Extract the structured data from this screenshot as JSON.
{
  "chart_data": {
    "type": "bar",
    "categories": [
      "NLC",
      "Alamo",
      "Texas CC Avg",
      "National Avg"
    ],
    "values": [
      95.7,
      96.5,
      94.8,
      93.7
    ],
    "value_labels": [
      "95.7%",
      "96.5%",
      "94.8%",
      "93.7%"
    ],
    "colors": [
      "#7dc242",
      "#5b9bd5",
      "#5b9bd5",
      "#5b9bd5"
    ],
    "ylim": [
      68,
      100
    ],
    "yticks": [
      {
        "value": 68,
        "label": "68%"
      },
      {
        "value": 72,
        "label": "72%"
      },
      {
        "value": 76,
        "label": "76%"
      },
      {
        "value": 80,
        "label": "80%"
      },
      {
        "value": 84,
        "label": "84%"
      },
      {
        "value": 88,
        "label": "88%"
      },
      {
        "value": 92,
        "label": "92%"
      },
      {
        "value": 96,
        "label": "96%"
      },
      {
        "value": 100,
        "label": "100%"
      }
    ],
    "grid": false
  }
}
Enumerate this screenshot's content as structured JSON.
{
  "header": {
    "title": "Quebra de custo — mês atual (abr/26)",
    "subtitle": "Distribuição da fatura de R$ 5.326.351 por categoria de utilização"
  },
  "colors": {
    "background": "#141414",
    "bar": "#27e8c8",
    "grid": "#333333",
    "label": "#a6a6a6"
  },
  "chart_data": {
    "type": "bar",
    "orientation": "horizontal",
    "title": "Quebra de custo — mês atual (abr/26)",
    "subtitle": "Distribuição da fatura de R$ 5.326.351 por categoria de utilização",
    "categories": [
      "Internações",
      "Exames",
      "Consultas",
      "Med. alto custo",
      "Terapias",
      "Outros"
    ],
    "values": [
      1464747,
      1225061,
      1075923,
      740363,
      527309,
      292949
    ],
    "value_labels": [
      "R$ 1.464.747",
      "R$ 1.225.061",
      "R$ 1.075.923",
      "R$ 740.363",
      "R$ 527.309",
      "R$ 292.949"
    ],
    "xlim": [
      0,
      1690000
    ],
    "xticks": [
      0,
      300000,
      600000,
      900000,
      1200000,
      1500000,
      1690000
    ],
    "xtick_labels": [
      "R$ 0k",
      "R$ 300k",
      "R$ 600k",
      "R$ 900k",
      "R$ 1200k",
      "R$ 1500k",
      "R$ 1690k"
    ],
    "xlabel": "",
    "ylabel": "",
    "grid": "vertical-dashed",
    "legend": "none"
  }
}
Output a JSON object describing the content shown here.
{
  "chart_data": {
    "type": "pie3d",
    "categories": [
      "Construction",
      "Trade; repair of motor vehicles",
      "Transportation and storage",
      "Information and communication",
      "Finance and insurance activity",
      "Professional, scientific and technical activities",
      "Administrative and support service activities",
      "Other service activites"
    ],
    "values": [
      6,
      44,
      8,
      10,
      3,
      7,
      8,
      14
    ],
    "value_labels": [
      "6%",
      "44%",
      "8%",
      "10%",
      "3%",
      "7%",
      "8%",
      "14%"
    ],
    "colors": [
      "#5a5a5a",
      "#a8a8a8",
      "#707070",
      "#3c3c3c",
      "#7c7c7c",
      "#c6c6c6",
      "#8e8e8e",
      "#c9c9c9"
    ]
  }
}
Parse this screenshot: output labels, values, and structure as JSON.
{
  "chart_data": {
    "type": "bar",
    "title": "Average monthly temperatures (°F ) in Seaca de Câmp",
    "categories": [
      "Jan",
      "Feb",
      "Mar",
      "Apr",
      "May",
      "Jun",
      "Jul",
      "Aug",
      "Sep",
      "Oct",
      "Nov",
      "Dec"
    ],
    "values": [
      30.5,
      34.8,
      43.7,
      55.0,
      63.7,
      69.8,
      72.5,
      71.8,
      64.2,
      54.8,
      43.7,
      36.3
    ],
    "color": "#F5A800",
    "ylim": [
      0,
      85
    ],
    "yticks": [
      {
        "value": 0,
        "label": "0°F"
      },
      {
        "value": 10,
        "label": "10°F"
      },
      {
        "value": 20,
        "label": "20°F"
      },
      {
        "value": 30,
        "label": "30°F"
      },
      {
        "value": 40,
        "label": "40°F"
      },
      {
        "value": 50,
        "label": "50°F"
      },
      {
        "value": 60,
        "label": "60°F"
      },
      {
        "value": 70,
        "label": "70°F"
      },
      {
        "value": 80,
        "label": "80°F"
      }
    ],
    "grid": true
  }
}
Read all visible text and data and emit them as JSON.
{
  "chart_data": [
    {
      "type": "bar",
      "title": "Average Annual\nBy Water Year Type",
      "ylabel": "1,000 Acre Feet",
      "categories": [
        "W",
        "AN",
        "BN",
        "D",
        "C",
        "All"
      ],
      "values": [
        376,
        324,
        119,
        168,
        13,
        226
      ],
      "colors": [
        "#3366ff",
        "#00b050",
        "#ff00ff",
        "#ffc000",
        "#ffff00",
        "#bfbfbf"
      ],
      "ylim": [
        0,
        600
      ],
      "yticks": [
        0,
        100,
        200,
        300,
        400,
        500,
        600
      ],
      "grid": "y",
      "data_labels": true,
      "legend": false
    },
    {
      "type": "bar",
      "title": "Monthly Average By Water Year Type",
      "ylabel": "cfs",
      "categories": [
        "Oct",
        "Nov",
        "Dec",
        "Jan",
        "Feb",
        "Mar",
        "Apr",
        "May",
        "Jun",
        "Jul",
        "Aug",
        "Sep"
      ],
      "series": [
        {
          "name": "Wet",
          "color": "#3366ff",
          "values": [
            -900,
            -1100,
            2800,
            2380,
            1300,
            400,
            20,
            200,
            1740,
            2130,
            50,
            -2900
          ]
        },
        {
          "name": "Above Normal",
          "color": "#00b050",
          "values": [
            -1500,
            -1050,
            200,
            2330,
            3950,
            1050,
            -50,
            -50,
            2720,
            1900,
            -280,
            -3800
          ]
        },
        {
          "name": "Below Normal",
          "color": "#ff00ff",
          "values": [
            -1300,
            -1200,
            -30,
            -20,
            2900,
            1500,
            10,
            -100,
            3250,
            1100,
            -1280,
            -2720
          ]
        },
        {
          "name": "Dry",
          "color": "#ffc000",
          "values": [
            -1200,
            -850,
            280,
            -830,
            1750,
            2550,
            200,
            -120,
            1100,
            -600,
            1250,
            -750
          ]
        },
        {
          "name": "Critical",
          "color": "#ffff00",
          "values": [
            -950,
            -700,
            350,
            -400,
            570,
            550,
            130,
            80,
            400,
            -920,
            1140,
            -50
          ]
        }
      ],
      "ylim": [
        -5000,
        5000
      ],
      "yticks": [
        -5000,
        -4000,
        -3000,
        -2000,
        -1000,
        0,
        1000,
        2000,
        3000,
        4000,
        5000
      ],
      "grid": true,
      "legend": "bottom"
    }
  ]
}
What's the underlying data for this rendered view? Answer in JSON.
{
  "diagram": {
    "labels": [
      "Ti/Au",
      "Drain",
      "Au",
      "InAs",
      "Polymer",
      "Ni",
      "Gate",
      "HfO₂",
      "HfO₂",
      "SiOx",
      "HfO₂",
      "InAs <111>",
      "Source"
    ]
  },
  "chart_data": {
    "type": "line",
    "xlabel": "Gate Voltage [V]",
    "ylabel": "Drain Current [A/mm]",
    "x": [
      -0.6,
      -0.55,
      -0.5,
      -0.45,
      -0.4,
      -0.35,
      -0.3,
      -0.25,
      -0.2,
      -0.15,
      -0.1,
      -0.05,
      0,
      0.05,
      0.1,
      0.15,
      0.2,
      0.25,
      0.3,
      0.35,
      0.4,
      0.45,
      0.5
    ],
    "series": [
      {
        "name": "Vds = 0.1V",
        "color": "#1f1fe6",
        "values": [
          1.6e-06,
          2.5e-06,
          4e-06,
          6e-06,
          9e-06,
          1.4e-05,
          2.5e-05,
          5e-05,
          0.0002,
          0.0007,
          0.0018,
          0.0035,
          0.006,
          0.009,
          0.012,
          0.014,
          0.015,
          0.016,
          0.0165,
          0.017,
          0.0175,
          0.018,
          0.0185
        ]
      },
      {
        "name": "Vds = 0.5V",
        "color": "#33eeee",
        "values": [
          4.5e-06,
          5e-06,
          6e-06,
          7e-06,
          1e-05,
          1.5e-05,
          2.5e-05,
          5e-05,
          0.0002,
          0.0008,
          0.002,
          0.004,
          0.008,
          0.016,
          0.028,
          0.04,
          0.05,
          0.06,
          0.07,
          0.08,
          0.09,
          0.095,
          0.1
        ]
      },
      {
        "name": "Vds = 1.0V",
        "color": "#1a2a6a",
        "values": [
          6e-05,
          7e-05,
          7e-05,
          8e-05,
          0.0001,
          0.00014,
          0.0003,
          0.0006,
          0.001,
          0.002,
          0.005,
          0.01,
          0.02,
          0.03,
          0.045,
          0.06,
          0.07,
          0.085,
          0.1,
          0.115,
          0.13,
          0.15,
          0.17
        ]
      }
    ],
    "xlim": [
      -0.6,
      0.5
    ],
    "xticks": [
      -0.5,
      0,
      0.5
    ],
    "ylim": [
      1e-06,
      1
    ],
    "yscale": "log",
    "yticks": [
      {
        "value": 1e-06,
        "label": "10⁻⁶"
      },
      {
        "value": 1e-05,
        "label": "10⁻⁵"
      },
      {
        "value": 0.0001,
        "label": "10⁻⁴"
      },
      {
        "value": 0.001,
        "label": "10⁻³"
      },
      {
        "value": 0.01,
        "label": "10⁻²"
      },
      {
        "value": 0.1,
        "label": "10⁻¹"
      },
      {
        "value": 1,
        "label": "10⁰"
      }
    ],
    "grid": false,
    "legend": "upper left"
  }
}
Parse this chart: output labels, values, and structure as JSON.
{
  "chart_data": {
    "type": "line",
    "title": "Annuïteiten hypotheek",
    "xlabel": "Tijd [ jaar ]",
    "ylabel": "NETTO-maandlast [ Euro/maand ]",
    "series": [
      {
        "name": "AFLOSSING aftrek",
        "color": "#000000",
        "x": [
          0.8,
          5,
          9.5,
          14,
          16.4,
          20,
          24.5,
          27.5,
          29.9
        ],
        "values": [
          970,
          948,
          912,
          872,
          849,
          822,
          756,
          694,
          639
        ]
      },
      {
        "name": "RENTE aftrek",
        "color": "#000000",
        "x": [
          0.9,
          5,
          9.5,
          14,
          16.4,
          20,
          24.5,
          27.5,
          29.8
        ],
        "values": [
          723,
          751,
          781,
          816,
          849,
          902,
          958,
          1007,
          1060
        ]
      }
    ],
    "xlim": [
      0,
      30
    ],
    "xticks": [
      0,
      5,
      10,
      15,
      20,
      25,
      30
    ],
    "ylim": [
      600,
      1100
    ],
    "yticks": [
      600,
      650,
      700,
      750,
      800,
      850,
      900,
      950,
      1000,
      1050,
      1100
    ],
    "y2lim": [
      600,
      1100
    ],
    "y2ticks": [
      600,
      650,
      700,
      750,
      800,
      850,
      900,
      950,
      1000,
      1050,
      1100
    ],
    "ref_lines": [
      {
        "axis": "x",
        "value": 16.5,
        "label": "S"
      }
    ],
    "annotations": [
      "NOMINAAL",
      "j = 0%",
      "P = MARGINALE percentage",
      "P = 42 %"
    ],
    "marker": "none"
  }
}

========

◆ **Directions for this task**
Repeat only the stretch of lines that opens with the line containing "Parse this chart: output" and closes with the final line of the entries, both included, exactly as written.

◆ **Result of this task**
Parse this chart: output labels, values, and structure as JSON.
{
  "chart_data": {
    "type": "line",
    "title": "Annuïteiten hypotheek",
    "xlabel": "Tijd [ jaar ]",
    "ylabel": "NETTO-maandlast [ Euro/maand ]",
    "series": [
      {
        "name": "AFLOSSING aftrek",
        "color": "#000000",
        "x": [
          0.8,
          5,
          9.5,
          14,
          16.4,
          20,
          24.5,
          27.5,
          29.9
        ],
        "values": [
          970,
          948,
          912,
          872,
          849,
          822,
          756,
          694,
          639
        ]
      },
      {
        "name": "RENTE aftrek",
        "color": "#000000",
        "x": [
          0.9,
          5,
          9.5,
          14,
          16.4,
          20,
          24.5,
          27.5,
          29.8
        ],
        "values": [
          723,
          751,
          781,
          816,
          849,
          902,
          958,
          1007,
          1060
        ]
      }
    ],
    "xlim": [
      0,
      30
    ],
    "xticks": [
      0,
      5,
      10,
      15,
      20,
      25,
      30
    ],
    "ylim": [
      600,
      1100
    ],
    "yticks": [
      600,
      650,
      700,
      750,
      800,
      850,
      900,
      950,
      1000,
      1050,
      1100
    ],
    "y2lim": [
      600,
      1100
    ],
    "y2ticks": [
      600,
      650,
      700,
      750,
      800,
      850,
      900,
      950,
      1000,
      1050,
      1100
    ],
    "ref_lines": [
      {
        "axis": "x",
        "value": 16.5,
        "label": "S"
      }
    ],
    "annotations": [
      "NOMINAAL",
      "j = 0%",
      "P = MARGINALE percentage",
      "P = 42 %"
    ],
    "marker": "none"
  }
}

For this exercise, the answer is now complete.